● YOUR OBJECTIVE
Write out the data again exactly, skipping every picture.

━━━━━ DATA FOR THIS EXERCISE ━━━━━

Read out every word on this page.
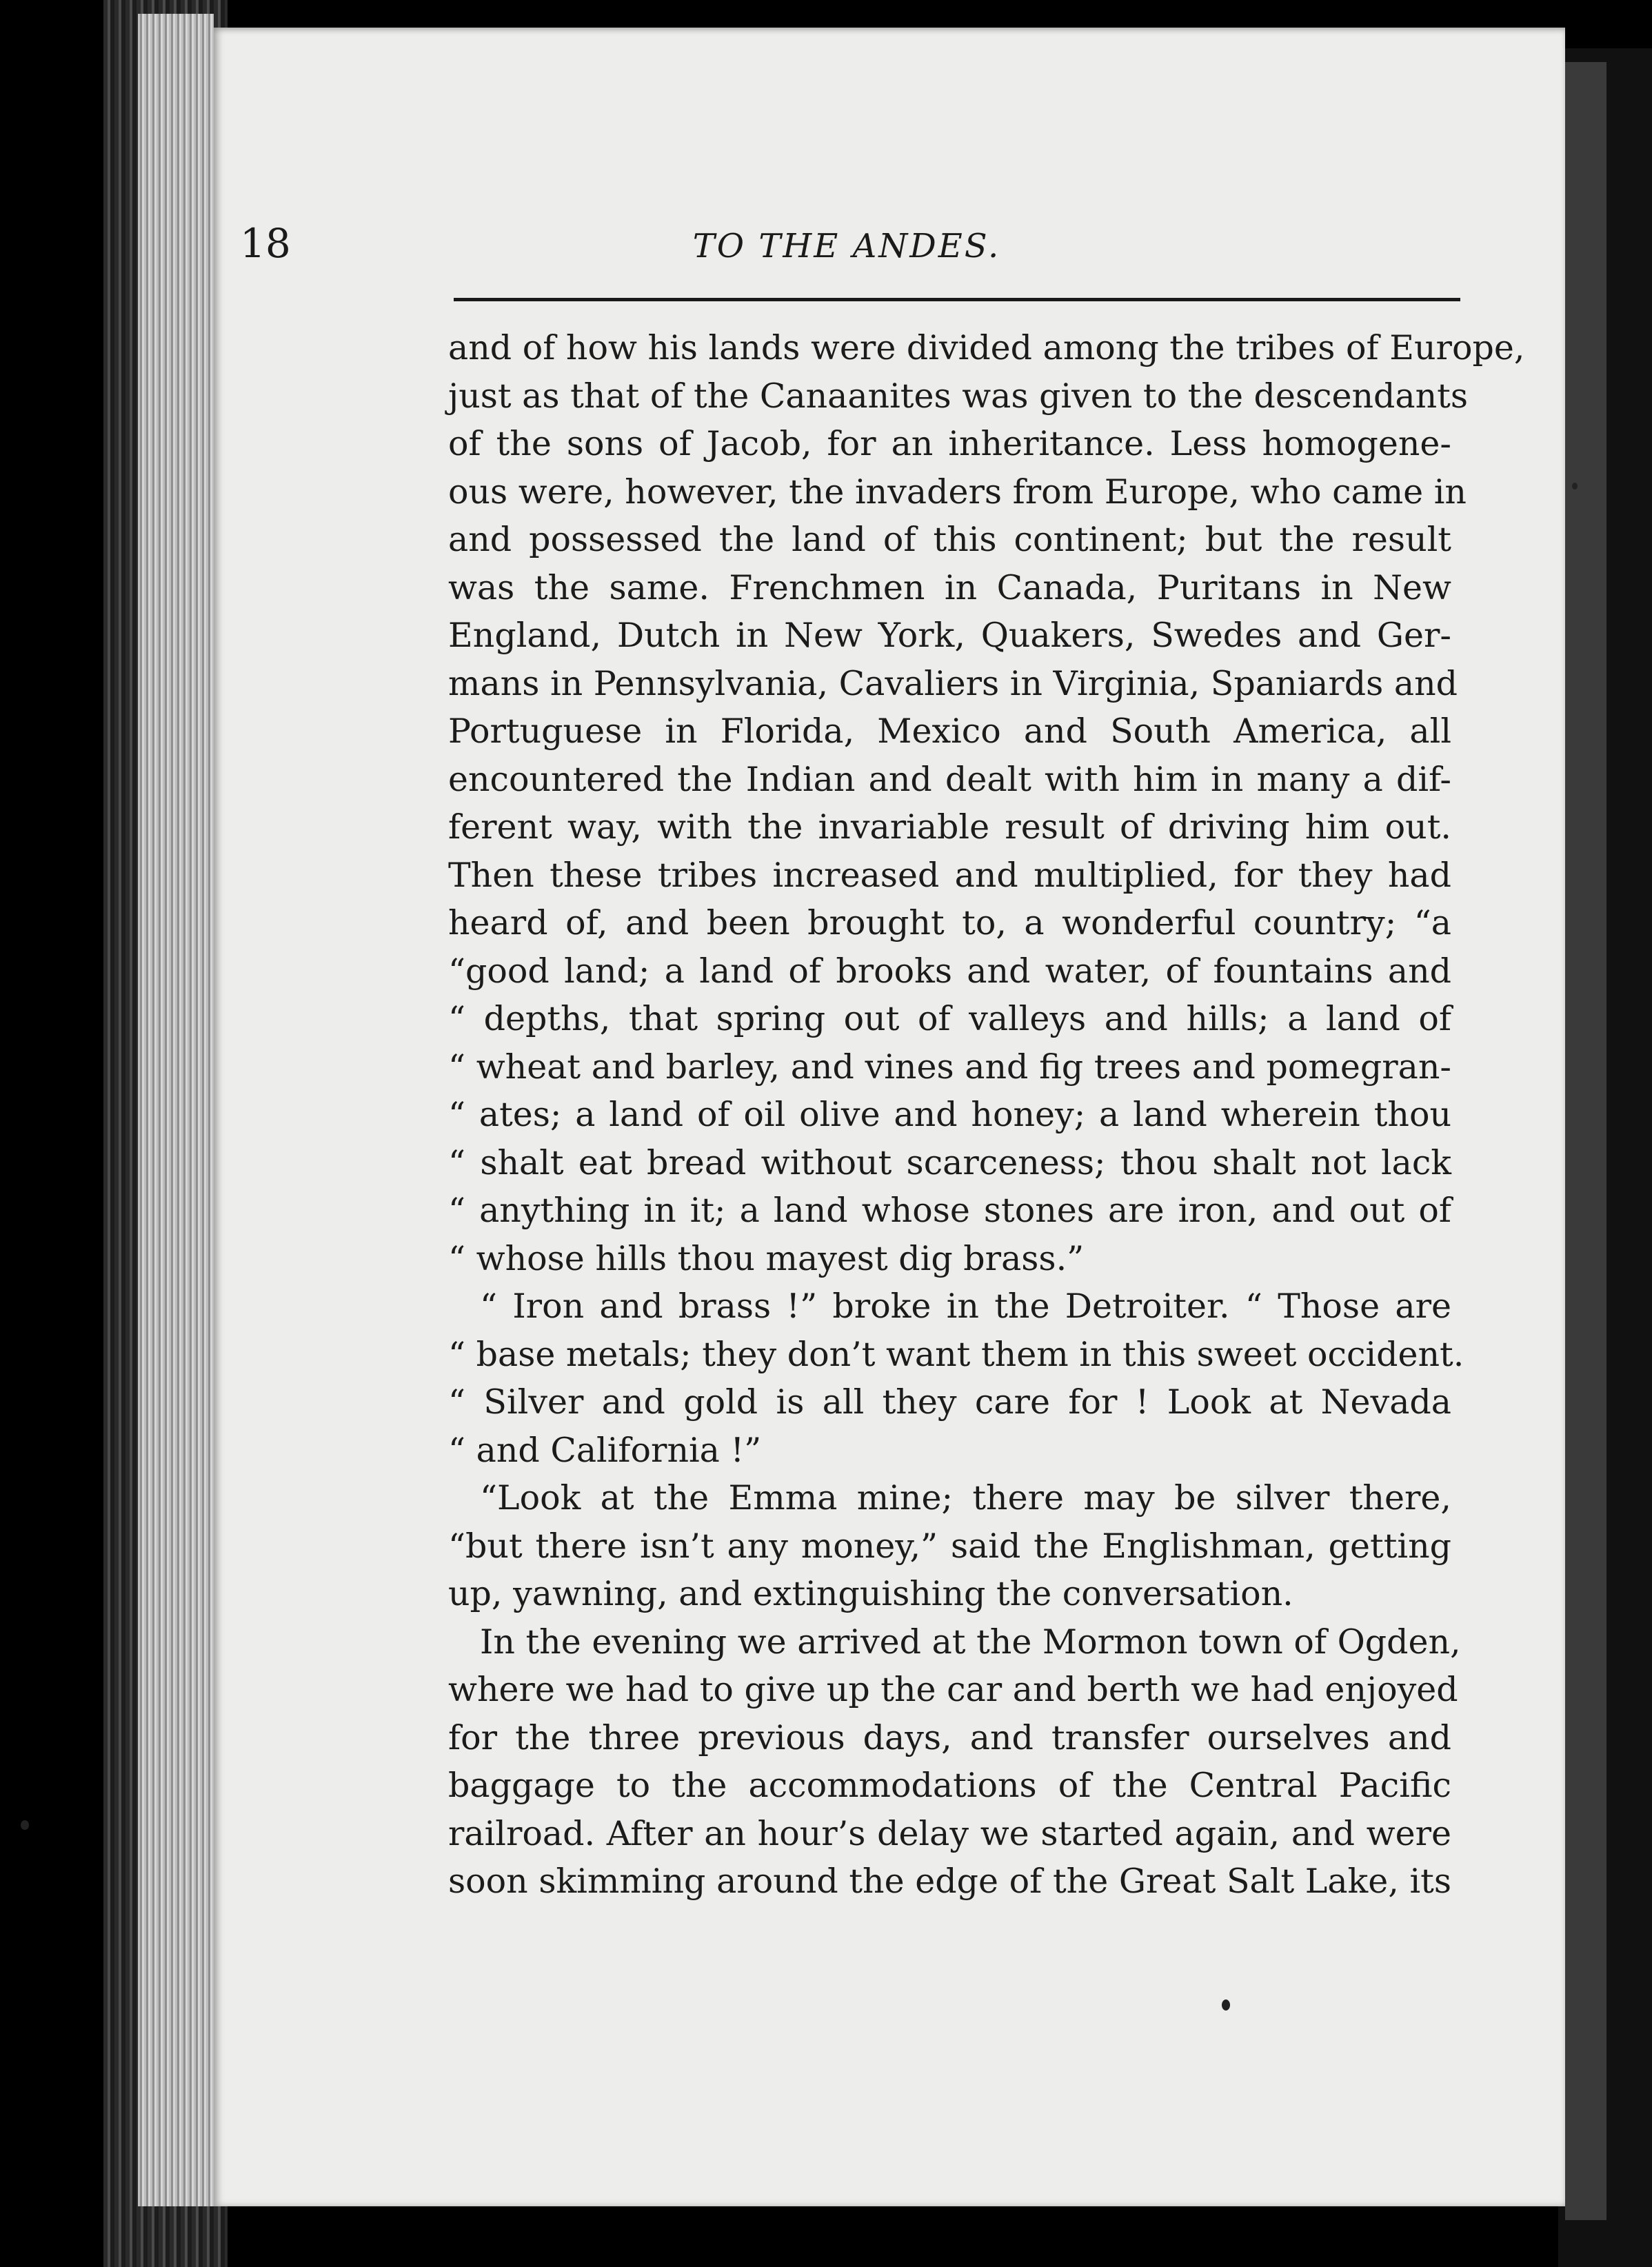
18	TO THE ANDES.
and of how his lands were divided among the tribes of Europe,
just as that of the Canaanites was given to the descendants
of the sons of Jacob, for an inheritance. Less homogene-
ous were, however, the invaders from Europe, who came in
and possessed the land of this continent; but the result
was the same. Frenchmen in Canada, Puritans in New
England, Dutch in New York, Quakers, Swedes and Ger-
mans in Pennsylvania, Cavaliers in Virginia, Spaniards and
Portuguese in Florida, Mexico and South America, all
encountered the Indian and dealt with him in many a dif-
ferent way, with the invariable result of driving him out.
Then these tribes increased and multiplied, for they had
heard of, and been brought to, a wonderful country; “a
“good land; a land of brooks and water, of fountains and
“ depths, that spring out of valleys and hills; a land of
“ wheat and barley, and vines and fig trees and pomegran-
“ ates; a land of oil olive and honey; a land wherein thou
“ shalt eat bread without scarceness; thou shalt not lack
“ anything in it; a land whose stones are iron, and out of
“ whose hills thou mayest dig brass.”
“ Iron and brass !” broke in the Detroiter. “ Those are
“ base metals; they don’t want them in this sweet occident.
“ Silver and gold is all they care for ! Look at Nevada
“ and California !”
“Look at the Emma mine; there may be silver there,
“but there isn’t any money,” said the Englishman, getting
up, yawning, and extinguishing the conversation.
In the evening we arrived at the Mormon town of Ogden,
where we had to give up the car and berth we had enjoyed
for the three previous days, and transfer ourselves and
baggage to the accommodations of the Central Pacific
railroad. After an hour’s delay we started again, and were
soon skimming around the edge of the Great Salt Lake, its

━━━━━

● SOLUTION FOR THIS EXERCISE
Read out every word on this page.
18	TO THE ANDES.
and of how his lands were divided among the tribes of Europe,
just as that of the Canaanites was given to the descendants
of the sons of Jacob, for an inheritance. Less homogene-
ous were, however, the invaders from Europe, who came in
and possessed the land of this continent; but the result
was the same. Frenchmen in Canada, Puritans in New
England, Dutch in New York, Quakers, Swedes and Ger-
mans in Pennsylvania, Cavaliers in Virginia, Spaniards and
Portuguese in Florida, Mexico and South America, all
encountered the Indian and dealt with him in many a dif-
ferent way, with the invariable result of driving him out.
Then these tribes increased and multiplied, for they had
heard of, and been brought to, a wonderful country; “a
“good land; a land of brooks and water, of fountains and
“ depths, that spring out of valleys and hills; a land of
“ wheat and barley, and vines and fig trees and pomegran-
“ ates; a land of oil olive and honey; a land wherein thou
“ shalt eat bread without scarceness; thou shalt not lack
“ anything in it; a land whose stones are iron, and out of
“ whose hills thou mayest dig brass.”
“ Iron and brass !” broke in the Detroiter. “ Those are
“ base metals; they don’t want them in this sweet occident.
“ Silver and gold is all they care for ! Look at Nevada
“ and California !”
“Look at the Emma mine; there may be silver there,
“but there isn’t any money,” said the Englishman, getting
up, yawning, and extinguishing the conversation.
In the evening we arrived at the Mormon town of Ogden,
where we had to give up the car and berth we had enjoyed
for the three previous days, and transfer ourselves and
baggage to the accommodations of the Central Pacific
railroad. After an hour’s delay we started again, and were
soon skimming around the edge of the Great Salt Lake, its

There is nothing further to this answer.